== Exercise requirements ==
Repeat the listing word for word. No pictures belong in the copy.

== Data to use ==
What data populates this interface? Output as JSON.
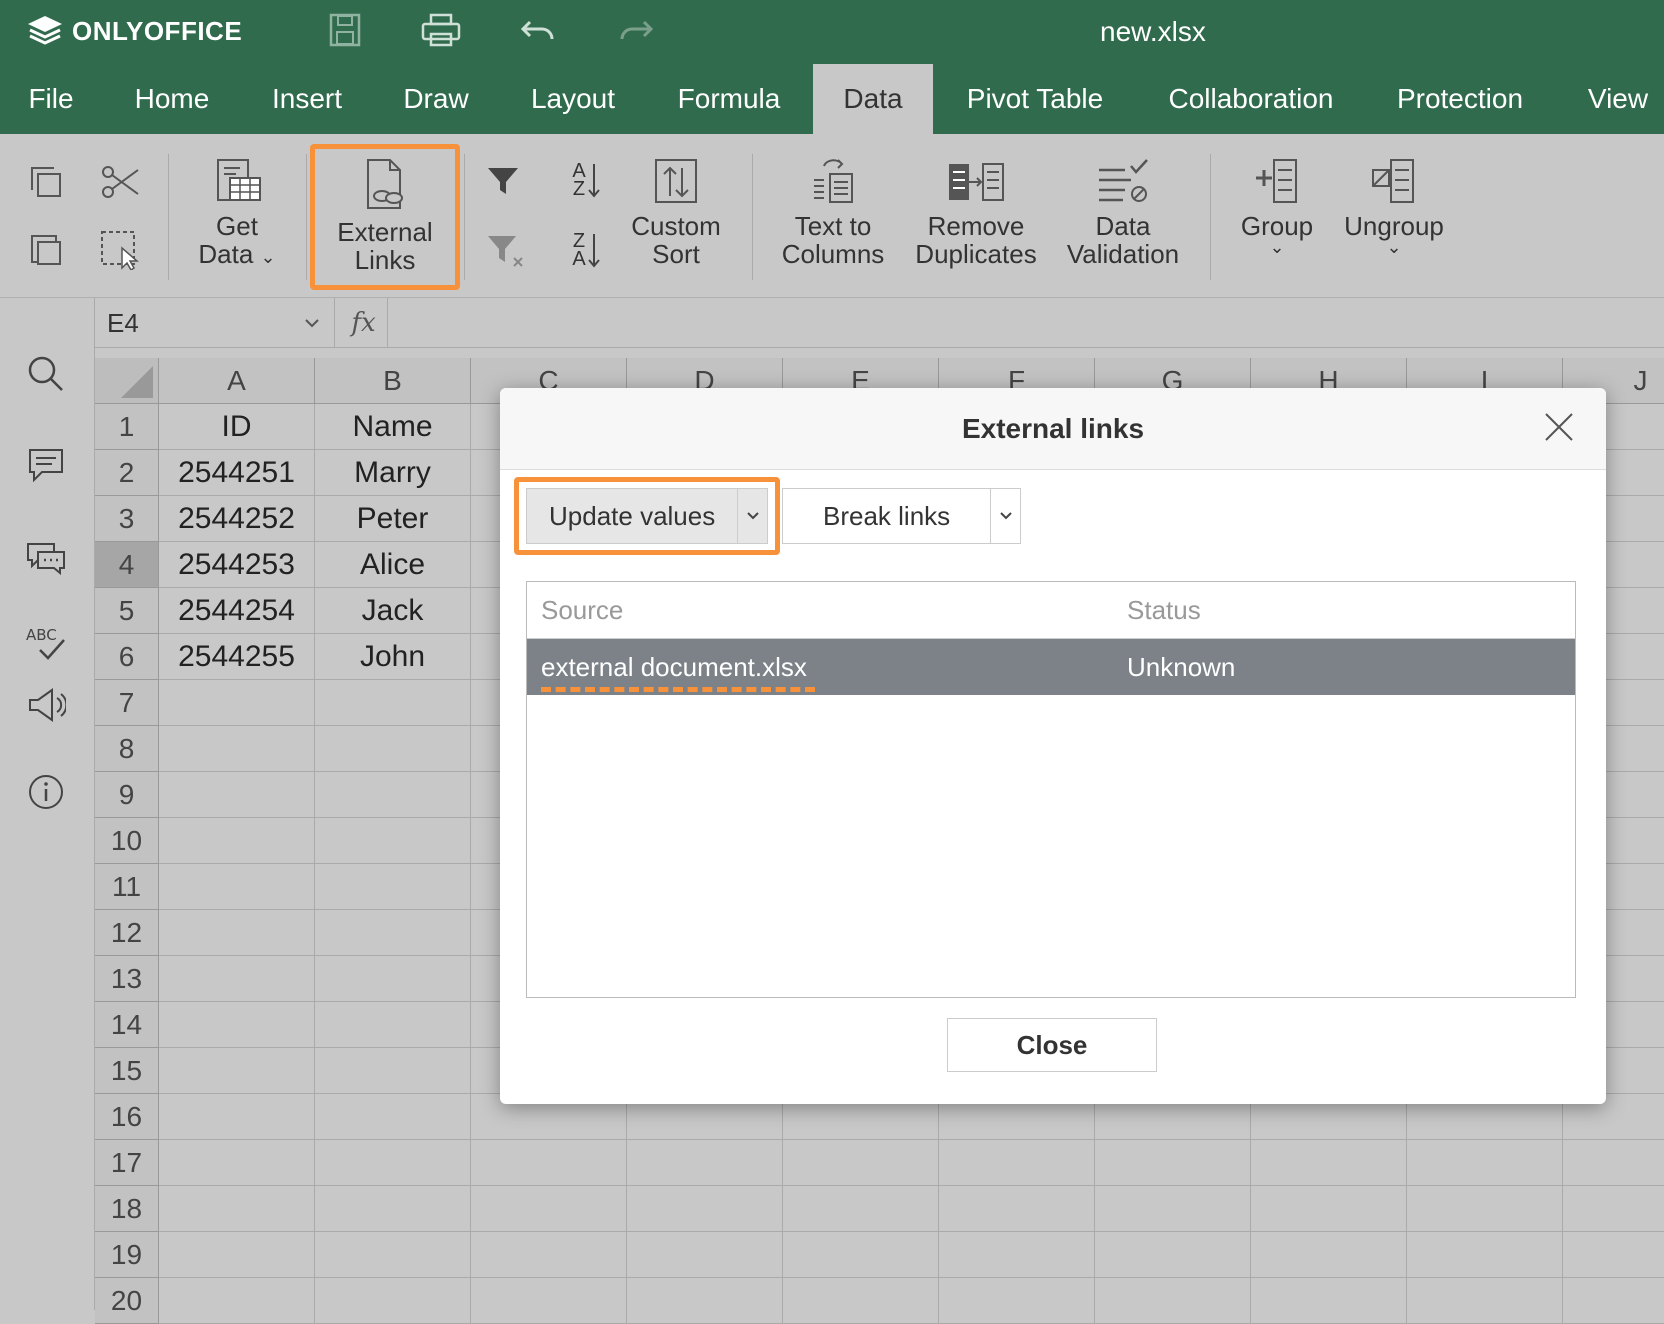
{
  "app": {
    "brand": "ONLYOFFICE",
    "doc_title": "new.xlsx"
  },
  "menu": {
    "tabs": [
      "File",
      "Home",
      "Insert",
      "Draw",
      "Layout",
      "Formula",
      "Data",
      "Pivot Table",
      "Collaboration",
      "Protection",
      "View"
    ],
    "active": "Data"
  },
  "toolbar": {
    "get_data": [
      "Get",
      "Data"
    ],
    "external_links": [
      "External",
      "Links"
    ],
    "custom_sort": [
      "Custom",
      "Sort"
    ],
    "text_to_columns": [
      "Text to",
      "Columns"
    ],
    "remove_duplicates": [
      "Remove",
      "Duplicates"
    ],
    "data_validation": [
      "Data",
      "Validation"
    ],
    "group": "Group",
    "ungroup": "Ungroup",
    "sort_az": [
      "A",
      "Z"
    ],
    "sort_za": [
      "Z",
      "A"
    ]
  },
  "formula": {
    "cell_ref": "E4",
    "fx": "fx"
  },
  "grid": {
    "columns": [
      "A",
      "B",
      "C",
      "D",
      "E",
      "F",
      "G",
      "H",
      "I",
      "J"
    ],
    "rows": [
      "1",
      "2",
      "3",
      "4",
      "5",
      "6",
      "7",
      "8",
      "9",
      "10",
      "11",
      "12",
      "13",
      "14",
      "15",
      "16",
      "17",
      "18",
      "19",
      "20"
    ],
    "selected_row": "4",
    "cells": [
      [
        "ID",
        "Name"
      ],
      [
        "2544251",
        "Marry"
      ],
      [
        "2544252",
        "Peter"
      ],
      [
        "2544253",
        "Alice"
      ],
      [
        "2544254",
        "Jack"
      ],
      [
        "2544255",
        "John"
      ]
    ]
  },
  "dialog": {
    "title": "External links",
    "update_values": "Update values",
    "break_links": "Break links",
    "col_source": "Source",
    "col_status": "Status",
    "rows": [
      {
        "source": "external document.xlsx",
        "status": "Unknown"
      }
    ],
    "close": "Close"
  },
  "colors": {
    "brand_green": "#316b4d",
    "highlight_orange": "#f7923a",
    "selected_row": "#7d8288"
  }
}
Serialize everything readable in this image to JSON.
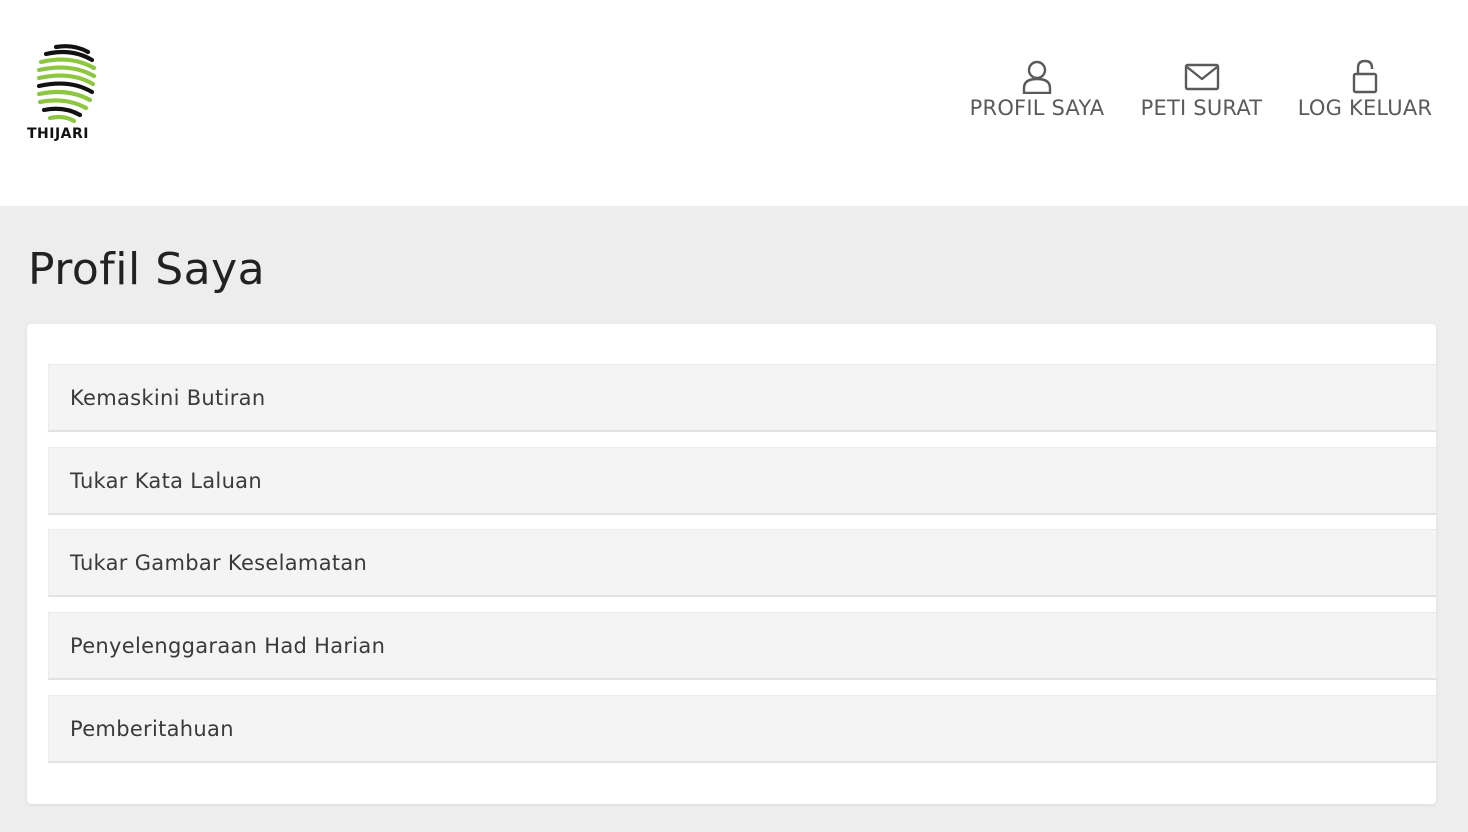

== Written answer ==
What data populates this interface? Output as JSON.
{
  "app": {
    "brand": "ONLYOFFICE",
    "doc_title": "new.xlsx"
  },
  "menu": {
    "tabs": [
      "File",
      "Home",
      "Insert",
      "Draw",
      "Layout",
      "Formula",
      "Data",
      "Pivot Table",
      "Collaboration",
      "Protection",
      "View"
    ],
    "active": "Data"
  },
  "toolbar": {
    "get_data": [
      "Get",
      "Data"
    ],
    "external_links": [
      "External",
      "Links"
    ],
    "custom_sort": [
      "Custom",
      "Sort"
    ],
    "text_to_columns": [
      "Text to",
      "Columns"
    ],
    "remove_duplicates": [
      "Remove",
      "Duplicates"
    ],
    "data_validation": [
      "Data",
      "Validation"
    ],
    "group": "Group",
    "ungroup": "Ungroup",
    "sort_az": [
      "A",
      "Z"
    ],
    "sort_za": [
      "Z",
      "A"
    ]
  },
  "formula": {
    "cell_ref": "E4",
    "fx": "fx"
  },
  "grid": {
    "columns": [
      "A",
      "B",
      "C",
      "D",
      "E",
      "F",
      "G",
      "H",
      "I",
      "J"
    ],
    "rows": [
      "1",
      "2",
      "3",
      "4",
      "5",
      "6",
      "7",
      "8",
      "9",
      "10",
      "11",
      "12",
      "13",
      "14",
      "15",
      "16",
      "17",
      "18",
      "19",
      "20"
    ],
    "selected_row": "4",
    "cells": [
      [
        "ID",
        "Name"
      ],
      [
        "2544251",
        "Marry"
      ],
      [
        "2544252",
        "Peter"
      ],
      [
        "2544253",
        "Alice"
      ],
      [
        "2544254",
        "Jack"
      ],
      [
        "2544255",
        "John"
      ]
    ]
  },
  "dialog": {
    "title": "External links",
    "update_values": "Update values",
    "break_links": "Break links",
    "col_source": "Source",
    "col_status": "Status",
    "rows": [
      {
        "source": "external document.xlsx",
        "status": "Unknown"
      }
    ],
    "close": "Close"
  },
  "colors": {
    "brand_green": "#316b4d",
    "highlight_orange": "#f7923a",
    "selected_row": "#7d8288"
  }
}
Serialize everything readable in this image to JSON.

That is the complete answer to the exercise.